[Dataset rows]
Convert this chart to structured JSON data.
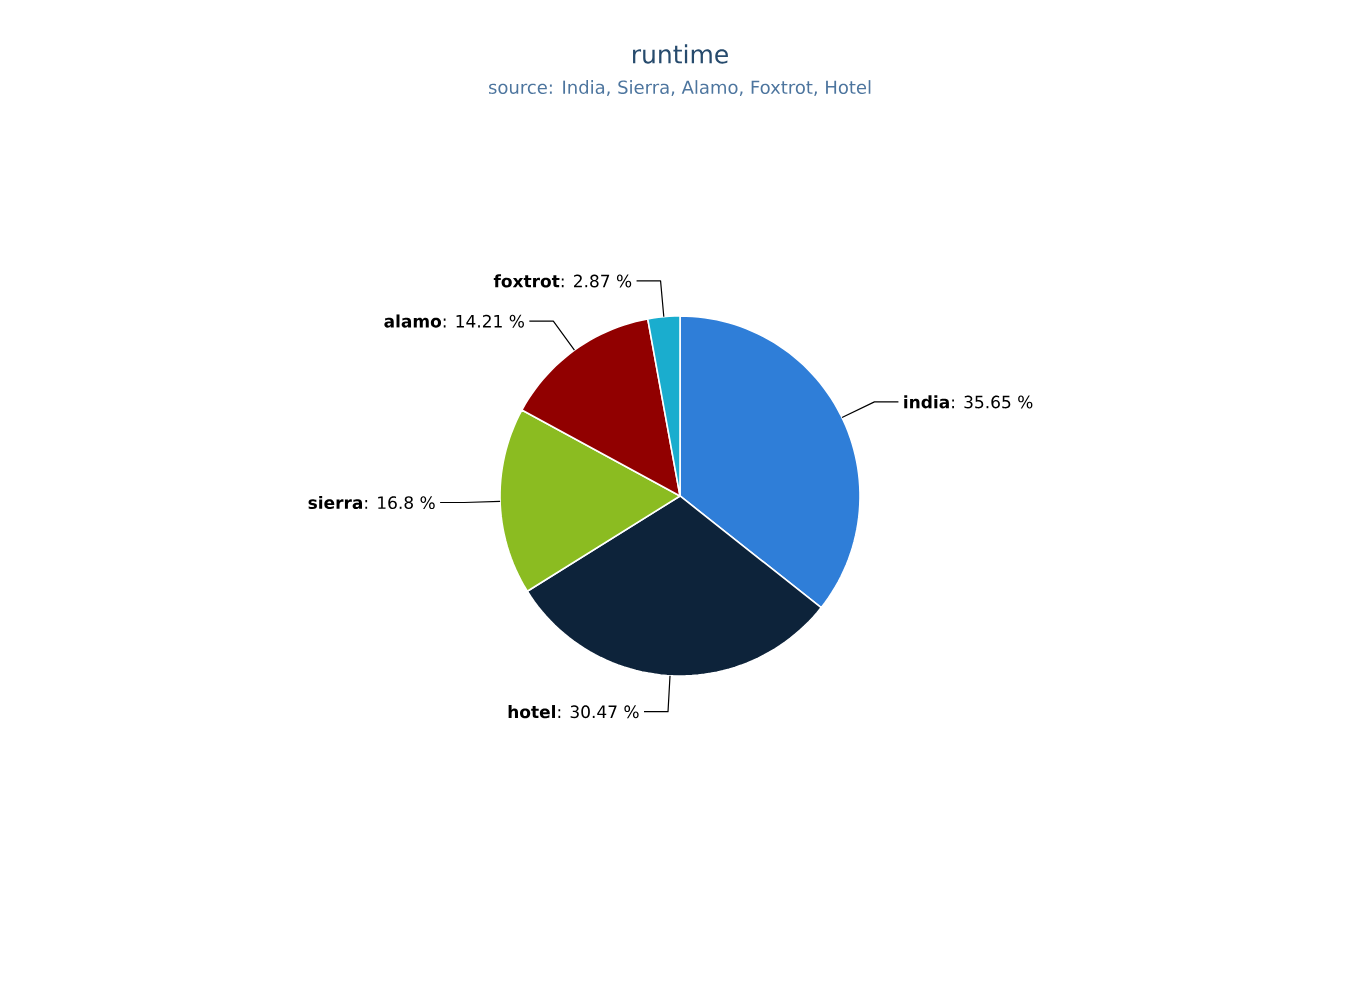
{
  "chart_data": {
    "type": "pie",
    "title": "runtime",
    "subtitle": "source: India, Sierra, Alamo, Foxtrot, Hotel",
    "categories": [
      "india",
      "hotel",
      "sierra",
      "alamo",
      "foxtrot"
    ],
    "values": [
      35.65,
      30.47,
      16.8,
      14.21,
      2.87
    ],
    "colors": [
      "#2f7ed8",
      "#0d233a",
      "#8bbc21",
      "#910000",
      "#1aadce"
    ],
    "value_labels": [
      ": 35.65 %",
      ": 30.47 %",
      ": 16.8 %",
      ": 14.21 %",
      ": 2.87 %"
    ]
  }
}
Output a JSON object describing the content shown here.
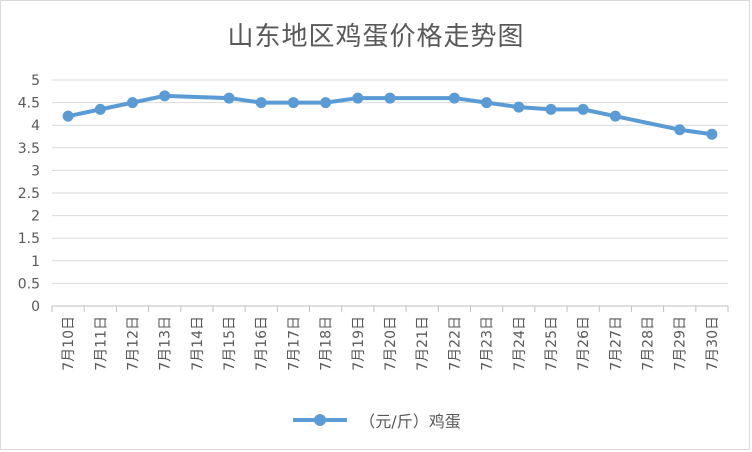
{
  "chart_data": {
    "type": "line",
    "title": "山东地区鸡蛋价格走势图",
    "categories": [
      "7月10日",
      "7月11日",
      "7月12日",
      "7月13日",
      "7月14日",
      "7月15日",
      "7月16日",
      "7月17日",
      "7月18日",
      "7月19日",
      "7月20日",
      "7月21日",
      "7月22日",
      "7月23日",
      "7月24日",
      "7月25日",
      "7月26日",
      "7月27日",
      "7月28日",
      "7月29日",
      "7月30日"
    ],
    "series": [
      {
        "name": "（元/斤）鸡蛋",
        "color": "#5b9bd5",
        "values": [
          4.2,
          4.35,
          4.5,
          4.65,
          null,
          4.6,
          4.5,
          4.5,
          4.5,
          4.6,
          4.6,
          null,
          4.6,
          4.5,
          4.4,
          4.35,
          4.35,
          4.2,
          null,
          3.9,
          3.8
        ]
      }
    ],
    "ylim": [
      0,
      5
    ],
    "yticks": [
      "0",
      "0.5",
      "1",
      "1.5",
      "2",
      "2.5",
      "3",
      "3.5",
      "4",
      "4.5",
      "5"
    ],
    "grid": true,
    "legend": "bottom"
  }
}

==

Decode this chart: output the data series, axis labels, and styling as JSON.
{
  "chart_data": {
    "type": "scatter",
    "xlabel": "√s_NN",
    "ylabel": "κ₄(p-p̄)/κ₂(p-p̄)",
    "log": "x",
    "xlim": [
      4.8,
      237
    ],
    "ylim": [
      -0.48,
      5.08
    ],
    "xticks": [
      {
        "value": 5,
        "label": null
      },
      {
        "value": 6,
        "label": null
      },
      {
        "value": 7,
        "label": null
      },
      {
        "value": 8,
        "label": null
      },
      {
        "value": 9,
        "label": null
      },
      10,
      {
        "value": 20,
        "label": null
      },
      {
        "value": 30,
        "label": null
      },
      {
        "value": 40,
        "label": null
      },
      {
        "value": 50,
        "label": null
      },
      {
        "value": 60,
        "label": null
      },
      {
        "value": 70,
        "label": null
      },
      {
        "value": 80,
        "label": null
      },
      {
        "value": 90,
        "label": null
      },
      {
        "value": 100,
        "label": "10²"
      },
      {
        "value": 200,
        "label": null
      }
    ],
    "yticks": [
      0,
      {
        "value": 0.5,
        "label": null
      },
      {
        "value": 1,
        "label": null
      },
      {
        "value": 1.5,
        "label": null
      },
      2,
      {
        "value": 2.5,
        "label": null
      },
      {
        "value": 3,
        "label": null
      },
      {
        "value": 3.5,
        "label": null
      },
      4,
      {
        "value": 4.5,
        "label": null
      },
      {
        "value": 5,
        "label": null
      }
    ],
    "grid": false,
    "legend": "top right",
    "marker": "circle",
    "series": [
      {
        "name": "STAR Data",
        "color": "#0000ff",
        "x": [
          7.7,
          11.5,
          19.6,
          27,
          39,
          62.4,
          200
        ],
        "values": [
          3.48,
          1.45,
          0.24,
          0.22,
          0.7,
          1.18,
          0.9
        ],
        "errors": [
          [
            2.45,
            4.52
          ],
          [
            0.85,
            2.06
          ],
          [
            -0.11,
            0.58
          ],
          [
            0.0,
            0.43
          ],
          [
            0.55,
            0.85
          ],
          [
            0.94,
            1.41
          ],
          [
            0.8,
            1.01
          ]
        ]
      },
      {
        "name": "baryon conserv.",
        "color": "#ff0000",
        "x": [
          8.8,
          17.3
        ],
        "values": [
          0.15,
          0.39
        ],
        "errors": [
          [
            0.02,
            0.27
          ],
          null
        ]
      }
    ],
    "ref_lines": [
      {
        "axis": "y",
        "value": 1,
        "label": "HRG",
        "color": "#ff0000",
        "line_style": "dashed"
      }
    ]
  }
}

INSTRUCTION.
Scan the records above for the string "name", then select every line that holds it.

WRITTEN RESPONSE.
        "name": "（元/斤）鸡蛋",
        "name": "STAR Data",
        "name": "baryon conserv.",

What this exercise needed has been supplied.